● **Required work**:
Repeat every entry word for word, but leave the images out of your copy.

# start of Records for the exercise

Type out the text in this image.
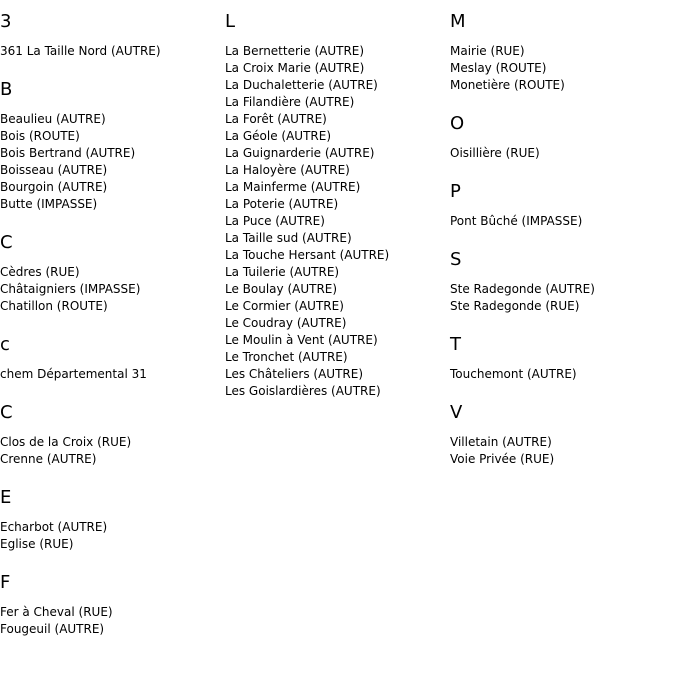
3
361 La Taille Nord (AUTRE)
B
Beaulieu (AUTRE)
Bois (ROUTE)
Bois Bertrand (AUTRE)
Boisseau (AUTRE)
Bourgoin (AUTRE)
Butte (IMPASSE)
C
Cèdres (RUE)
Châtaigniers (IMPASSE)
Chatillon (ROUTE)
c
chem Départemental 31
C
Clos de la Croix (RUE)
Crenne (AUTRE)
E
Echarbot (AUTRE)
Eglise (RUE)
F
Fer à Cheval (RUE)
Fougeuil (AUTRE)
L
La Bernetterie (AUTRE)
La Croix Marie (AUTRE)
La Duchaletterie (AUTRE)
La Filandière (AUTRE)
La Forêt (AUTRE)
La Géole (AUTRE)
La Guignarderie (AUTRE)
La Haloyère (AUTRE)
La Mainferme (AUTRE)
La Poterie (AUTRE)
La Puce (AUTRE)
La Taille sud (AUTRE)
La Touche Hersant (AUTRE)
La Tuilerie (AUTRE)
Le Boulay (AUTRE)
Le Cormier (AUTRE)
Le Coudray (AUTRE)
Le Moulin à Vent (AUTRE)
Le Tronchet (AUTRE)
Les Châteliers (AUTRE)
Les Goislardières (AUTRE)
M
Mairie (RUE)
Meslay (ROUTE)
Monetière (ROUTE)
O
Oisillière (RUE)
P
Pont Bûché (IMPASSE)
S
Ste Radegonde (AUTRE)
Ste Radegonde (RUE)
T
Touchemont (AUTRE)
V
Villetain (AUTRE)
Voie Privée (RUE)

# end of Records for the exercise

● **The reply**:
Type out the text in this image.
3
361 La Taille Nord (AUTRE)
B
Beaulieu (AUTRE)
Bois (ROUTE)
Bois Bertrand (AUTRE)
Boisseau (AUTRE)
Bourgoin (AUTRE)
Butte (IMPASSE)
C
Cèdres (RUE)
Châtaigniers (IMPASSE)
Chatillon (ROUTE)
c
chem Départemental 31
C
Clos de la Croix (RUE)
Crenne (AUTRE)
E
Echarbot (AUTRE)
Eglise (RUE)
F
Fer à Cheval (RUE)
Fougeuil (AUTRE)
L
La Bernetterie (AUTRE)
La Croix Marie (AUTRE)
La Duchaletterie (AUTRE)
La Filandière (AUTRE)
La Forêt (AUTRE)
La Géole (AUTRE)
La Guignarderie (AUTRE)
La Haloyère (AUTRE)
La Mainferme (AUTRE)
La Poterie (AUTRE)
La Puce (AUTRE)
La Taille sud (AUTRE)
La Touche Hersant (AUTRE)
La Tuilerie (AUTRE)
Le Boulay (AUTRE)
Le Cormier (AUTRE)
Le Coudray (AUTRE)
Le Moulin à Vent (AUTRE)
Le Tronchet (AUTRE)
Les Châteliers (AUTRE)
Les Goislardières (AUTRE)
M
Mairie (RUE)
Meslay (ROUTE)
Monetière (ROUTE)
O
Oisillière (RUE)
P
Pont Bûché (IMPASSE)
S
Ste Radegonde (AUTRE)
Ste Radegonde (RUE)
T
Touchemont (AUTRE)
V
Villetain (AUTRE)
Voie Privée (RUE)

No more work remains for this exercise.